▶ [Task goal]: Beneath this task is a listing; retype all of it exactly.
-- START Data in this exercise --
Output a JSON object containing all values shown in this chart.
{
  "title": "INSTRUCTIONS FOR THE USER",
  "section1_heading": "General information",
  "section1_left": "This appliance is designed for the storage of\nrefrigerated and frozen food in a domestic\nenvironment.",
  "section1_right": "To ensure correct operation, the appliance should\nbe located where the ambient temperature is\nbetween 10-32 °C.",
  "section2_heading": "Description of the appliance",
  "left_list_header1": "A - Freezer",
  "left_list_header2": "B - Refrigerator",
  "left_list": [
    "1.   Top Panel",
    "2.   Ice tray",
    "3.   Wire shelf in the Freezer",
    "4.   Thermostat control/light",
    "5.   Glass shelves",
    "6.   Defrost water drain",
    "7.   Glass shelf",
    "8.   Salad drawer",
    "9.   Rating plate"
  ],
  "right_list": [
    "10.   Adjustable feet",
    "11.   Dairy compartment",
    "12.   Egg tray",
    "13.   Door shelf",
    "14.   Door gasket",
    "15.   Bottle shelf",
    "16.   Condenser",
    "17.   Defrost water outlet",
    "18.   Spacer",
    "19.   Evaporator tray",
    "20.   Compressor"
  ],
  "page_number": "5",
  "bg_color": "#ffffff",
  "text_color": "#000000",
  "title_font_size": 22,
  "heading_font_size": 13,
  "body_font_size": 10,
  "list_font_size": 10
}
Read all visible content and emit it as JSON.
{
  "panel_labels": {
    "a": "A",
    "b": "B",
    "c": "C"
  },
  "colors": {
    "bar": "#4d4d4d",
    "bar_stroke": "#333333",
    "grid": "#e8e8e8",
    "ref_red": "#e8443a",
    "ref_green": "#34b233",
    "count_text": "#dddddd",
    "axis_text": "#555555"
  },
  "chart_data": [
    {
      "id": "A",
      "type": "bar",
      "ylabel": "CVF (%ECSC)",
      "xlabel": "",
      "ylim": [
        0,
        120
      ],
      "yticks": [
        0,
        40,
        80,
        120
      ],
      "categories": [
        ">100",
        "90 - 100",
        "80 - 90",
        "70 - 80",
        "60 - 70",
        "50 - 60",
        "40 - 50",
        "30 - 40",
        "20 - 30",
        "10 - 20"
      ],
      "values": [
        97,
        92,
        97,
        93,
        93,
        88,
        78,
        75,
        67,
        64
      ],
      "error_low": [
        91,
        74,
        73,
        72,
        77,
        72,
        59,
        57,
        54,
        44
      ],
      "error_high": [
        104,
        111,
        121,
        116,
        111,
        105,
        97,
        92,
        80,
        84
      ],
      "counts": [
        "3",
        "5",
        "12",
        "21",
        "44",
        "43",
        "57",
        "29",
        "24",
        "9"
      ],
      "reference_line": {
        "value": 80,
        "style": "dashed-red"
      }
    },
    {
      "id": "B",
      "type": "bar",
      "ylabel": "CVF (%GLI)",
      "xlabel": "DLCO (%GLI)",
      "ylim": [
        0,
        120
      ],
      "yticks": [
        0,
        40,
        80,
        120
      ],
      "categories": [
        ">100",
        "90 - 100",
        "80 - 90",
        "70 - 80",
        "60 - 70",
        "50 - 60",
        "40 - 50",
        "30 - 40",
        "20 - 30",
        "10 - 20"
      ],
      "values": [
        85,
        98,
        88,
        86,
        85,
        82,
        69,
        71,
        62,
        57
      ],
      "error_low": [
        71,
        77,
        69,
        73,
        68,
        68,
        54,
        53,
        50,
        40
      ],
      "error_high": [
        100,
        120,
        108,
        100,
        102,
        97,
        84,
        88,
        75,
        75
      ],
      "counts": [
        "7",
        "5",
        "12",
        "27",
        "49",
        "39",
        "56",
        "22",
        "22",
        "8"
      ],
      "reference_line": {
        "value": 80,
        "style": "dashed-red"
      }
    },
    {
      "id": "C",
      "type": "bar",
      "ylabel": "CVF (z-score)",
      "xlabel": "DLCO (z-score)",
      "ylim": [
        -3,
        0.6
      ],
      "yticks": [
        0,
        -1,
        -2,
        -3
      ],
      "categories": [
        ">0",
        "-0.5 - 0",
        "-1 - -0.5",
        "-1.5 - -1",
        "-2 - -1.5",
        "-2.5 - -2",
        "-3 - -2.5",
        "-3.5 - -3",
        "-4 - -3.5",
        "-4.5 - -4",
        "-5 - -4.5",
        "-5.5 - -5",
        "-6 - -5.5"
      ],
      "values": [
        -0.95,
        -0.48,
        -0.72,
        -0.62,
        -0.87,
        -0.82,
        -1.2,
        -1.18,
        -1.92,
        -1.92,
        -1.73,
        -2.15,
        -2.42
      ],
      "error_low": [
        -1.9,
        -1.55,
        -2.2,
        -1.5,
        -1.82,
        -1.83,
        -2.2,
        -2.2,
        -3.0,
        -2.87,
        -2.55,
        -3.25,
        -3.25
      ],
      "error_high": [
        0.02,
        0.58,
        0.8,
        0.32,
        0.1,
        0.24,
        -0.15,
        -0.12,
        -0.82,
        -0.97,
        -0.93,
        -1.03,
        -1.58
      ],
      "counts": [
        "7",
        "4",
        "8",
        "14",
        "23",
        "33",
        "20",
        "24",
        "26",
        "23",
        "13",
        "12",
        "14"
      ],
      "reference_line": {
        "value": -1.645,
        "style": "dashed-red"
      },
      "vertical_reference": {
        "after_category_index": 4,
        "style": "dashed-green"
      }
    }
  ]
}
-- END Data in this exercise --
▶ [Finished answer]:
Output a JSON object containing all values shown in this chart.
{
  "title": "INSTRUCTIONS FOR THE USER",
  "section1_heading": "General information",
  "section1_left": "This appliance is designed for the storage of\nrefrigerated and frozen food in a domestic\nenvironment.",
  "section1_right": "To ensure correct operation, the appliance should\nbe located where the ambient temperature is\nbetween 10-32 °C.",
  "section2_heading": "Description of the appliance",
  "left_list_header1": "A - Freezer",
  "left_list_header2": "B - Refrigerator",
  "left_list": [
    "1.   Top Panel",
    "2.   Ice tray",
    "3.   Wire shelf in the Freezer",
    "4.   Thermostat control/light",
    "5.   Glass shelves",
    "6.   Defrost water drain",
    "7.   Glass shelf",
    "8.   Salad drawer",
    "9.   Rating plate"
  ],
  "right_list": [
    "10.   Adjustable feet",
    "11.   Dairy compartment",
    "12.   Egg tray",
    "13.   Door shelf",
    "14.   Door gasket",
    "15.   Bottle shelf",
    "16.   Condenser",
    "17.   Defrost water outlet",
    "18.   Spacer",
    "19.   Evaporator tray",
    "20.   Compressor"
  ],
  "page_number": "5",
  "bg_color": "#ffffff",
  "text_color": "#000000",
  "title_font_size": 22,
  "heading_font_size": 13,
  "body_font_size": 10,
  "list_font_size": 10
}
Read all visible content and emit it as JSON.
{
  "panel_labels": {
    "a": "A",
    "b": "B",
    "c": "C"
  },
  "colors": {
    "bar": "#4d4d4d",
    "bar_stroke": "#333333",
    "grid": "#e8e8e8",
    "ref_red": "#e8443a",
    "ref_green": "#34b233",
    "count_text": "#dddddd",
    "axis_text": "#555555"
  },
  "chart_data": [
    {
      "id": "A",
      "type": "bar",
      "ylabel": "CVF (%ECSC)",
      "xlabel": "",
      "ylim": [
        0,
        120
      ],
      "yticks": [
        0,
        40,
        80,
        120
      ],
      "categories": [
        ">100",
        "90 - 100",
        "80 - 90",
        "70 - 80",
        "60 - 70",
        "50 - 60",
        "40 - 50",
        "30 - 40",
        "20 - 30",
        "10 - 20"
      ],
      "values": [
        97,
        92,
        97,
        93,
        93,
        88,
        78,
        75,
        67,
        64
      ],
      "error_low": [
        91,
        74,
        73,
        72,
        77,
        72,
        59,
        57,
        54,
        44
      ],
      "error_high": [
        104,
        111,
        121,
        116,
        111,
        105,
        97,
        92,
        80,
        84
      ],
      "counts": [
        "3",
        "5",
        "12",
        "21",
        "44",
        "43",
        "57",
        "29",
        "24",
        "9"
      ],
      "reference_line": {
        "value": 80,
        "style": "dashed-red"
      }
    },
    {
      "id": "B",
      "type": "bar",
      "ylabel": "CVF (%GLI)",
      "xlabel": "DLCO (%GLI)",
      "ylim": [
        0,
        120
      ],
      "yticks": [
        0,
        40,
        80,
        120
      ],
      "categories": [
        ">100",
        "90 - 100",
        "80 - 90",
        "70 - 80",
        "60 - 70",
        "50 - 60",
        "40 - 50",
        "30 - 40",
        "20 - 30",
        "10 - 20"
      ],
      "values": [
        85,
        98,
        88,
        86,
        85,
        82,
        69,
        71,
        62,
        57
      ],
      "error_low": [
        71,
        77,
        69,
        73,
        68,
        68,
        54,
        53,
        50,
        40
      ],
      "error_high": [
        100,
        120,
        108,
        100,
        102,
        97,
        84,
        88,
        75,
        75
      ],
      "counts": [
        "7",
        "5",
        "12",
        "27",
        "49",
        "39",
        "56",
        "22",
        "22",
        "8"
      ],
      "reference_line": {
        "value": 80,
        "style": "dashed-red"
      }
    },
    {
      "id": "C",
      "type": "bar",
      "ylabel": "CVF (z-score)",
      "xlabel": "DLCO (z-score)",
      "ylim": [
        -3,
        0.6
      ],
      "yticks": [
        0,
        -1,
        -2,
        -3
      ],
      "categories": [
        ">0",
        "-0.5 - 0",
        "-1 - -0.5",
        "-1.5 - -1",
        "-2 - -1.5",
        "-2.5 - -2",
        "-3 - -2.5",
        "-3.5 - -3",
        "-4 - -3.5",
        "-4.5 - -4",
        "-5 - -4.5",
        "-5.5 - -5",
        "-6 - -5.5"
      ],
      "values": [
        -0.95,
        -0.48,
        -0.72,
        -0.62,
        -0.87,
        -0.82,
        -1.2,
        -1.18,
        -1.92,
        -1.92,
        -1.73,
        -2.15,
        -2.42
      ],
      "error_low": [
        -1.9,
        -1.55,
        -2.2,
        -1.5,
        -1.82,
        -1.83,
        -2.2,
        -2.2,
        -3.0,
        -2.87,
        -2.55,
        -3.25,
        -3.25
      ],
      "error_high": [
        0.02,
        0.58,
        0.8,
        0.32,
        0.1,
        0.24,
        -0.15,
        -0.12,
        -0.82,
        -0.97,
        -0.93,
        -1.03,
        -1.58
      ],
      "counts": [
        "7",
        "4",
        "8",
        "14",
        "23",
        "33",
        "20",
        "24",
        "26",
        "23",
        "13",
        "12",
        "14"
      ],
      "reference_line": {
        "value": -1.645,
        "style": "dashed-red"
      },
      "vertical_reference": {
        "after_category_index": 4,
        "style": "dashed-green"
      }
    }
  ]
}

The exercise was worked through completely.